• **RECORDS TO USE**:
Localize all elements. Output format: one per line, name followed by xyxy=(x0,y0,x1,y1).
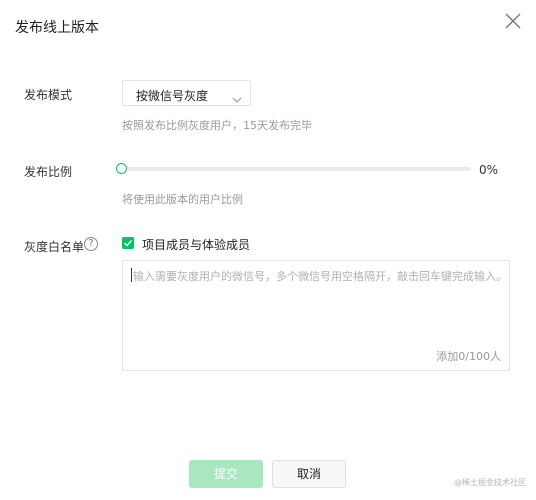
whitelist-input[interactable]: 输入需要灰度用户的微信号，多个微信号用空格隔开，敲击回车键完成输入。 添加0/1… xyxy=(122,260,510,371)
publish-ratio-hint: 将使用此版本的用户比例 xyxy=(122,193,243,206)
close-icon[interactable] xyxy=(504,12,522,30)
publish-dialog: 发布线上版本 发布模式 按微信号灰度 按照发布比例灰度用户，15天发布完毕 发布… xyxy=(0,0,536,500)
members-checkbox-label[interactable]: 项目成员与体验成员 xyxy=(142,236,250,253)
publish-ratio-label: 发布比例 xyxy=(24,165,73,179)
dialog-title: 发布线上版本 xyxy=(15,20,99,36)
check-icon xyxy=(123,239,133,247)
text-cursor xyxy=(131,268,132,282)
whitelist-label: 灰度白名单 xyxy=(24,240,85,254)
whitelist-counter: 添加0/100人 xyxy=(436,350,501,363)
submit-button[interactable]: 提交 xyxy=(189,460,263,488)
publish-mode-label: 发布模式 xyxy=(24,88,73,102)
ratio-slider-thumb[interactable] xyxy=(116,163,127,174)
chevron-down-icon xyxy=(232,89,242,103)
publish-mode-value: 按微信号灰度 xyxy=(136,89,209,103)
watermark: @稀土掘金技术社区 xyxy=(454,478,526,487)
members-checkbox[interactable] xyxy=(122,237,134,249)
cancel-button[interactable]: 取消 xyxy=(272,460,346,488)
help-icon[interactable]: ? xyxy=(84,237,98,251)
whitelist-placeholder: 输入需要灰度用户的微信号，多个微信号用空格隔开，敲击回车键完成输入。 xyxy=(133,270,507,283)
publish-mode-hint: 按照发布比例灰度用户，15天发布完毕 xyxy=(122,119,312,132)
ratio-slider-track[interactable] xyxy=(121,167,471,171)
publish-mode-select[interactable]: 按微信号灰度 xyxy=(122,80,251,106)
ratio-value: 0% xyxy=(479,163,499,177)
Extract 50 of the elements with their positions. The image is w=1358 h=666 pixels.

• **TASK DIRECTIONS**:
Present all of the data above as a JSON list of strings, one string per line, with blank lines dropped and the pictures left out.

• **PROBLEM SOLUTION**:
[
  "Localize all elements. Output format: one per line, name followed by xyxy=(x0,y0,x1,y1).",
  "whitelist-input[interactable]: 输入需要灰度用户的微信号，多个微信号用空格隔开，敲击回车键完成输入。 添加0/1… xyxy=(122,260,510,371)",
  "publish-ratio-hint: 将使用此版本的用户比例 xyxy=(122,193,243,206)",
  "close-icon[interactable] xyxy=(504,12,522,30)",
  "publish-dialog: 发布线上版本 发布模式 按微信号灰度 按照发布比例灰度用户，15天发布完毕 发布… xyxy=(0,0,536,500)",
  "members-checkbox-label[interactable]: 项目成员与体验成员 xyxy=(142,236,250,253)",
  "publish-ratio-label: 发布比例 xyxy=(24,165,73,179)",
  "dialog-title: 发布线上版本 xyxy=(15,20,99,36)",
  "check-icon xyxy=(123,239,133,247)",
  "text-cursor xyxy=(131,268,132,282)",
  "whitelist-label: 灰度白名单 xyxy=(24,240,85,254)",
  "whitelist-counter: 添加0/100人 xyxy=(436,350,501,363)",
  "submit-button[interactable]: 提交 xyxy=(189,460,263,488)",
  "publish-mode-label: 发布模式 xyxy=(24,88,73,102)",
  "ratio-slider-thumb[interactable] xyxy=(116,163,127,174)",
  "chevron-down-icon xyxy=(232,89,242,103)",
  "publish-mode-value: 按微信号灰度 xyxy=(136,89,209,103)",
  "watermark: @稀土掘金技术社区 xyxy=(454,478,526,487)",
  "members-checkbox[interactable] xyxy=(122,237,134,249)",
  "cancel-button[interactable]: 取消 xyxy=(272,460,346,488)",
  "help-icon[interactable]: ? xyxy=(84,237,98,251)",
  "whitelist-placeholder: 输入需要灰度用户的微信号，多个微信号用空格隔开，敲击回车键完成输入。 xyxy=(133,270,507,283)",
  "publish-mode-hint: 按照发布比例灰度用户，15天发布完毕 xyxy=(122,119,312,132)",
  "ratio-slider-track[interactable] xyxy=(121,167,471,171)",
  "publish-mode-select[interactable]: 按微信号灰度 xyxy=(122,80,251,106)",
  "ratio-value: 0% xyxy=(479,163,499,177)",
  "Extract 50 of the elements with their positions. The image is w=1358 h=666 pixels."
]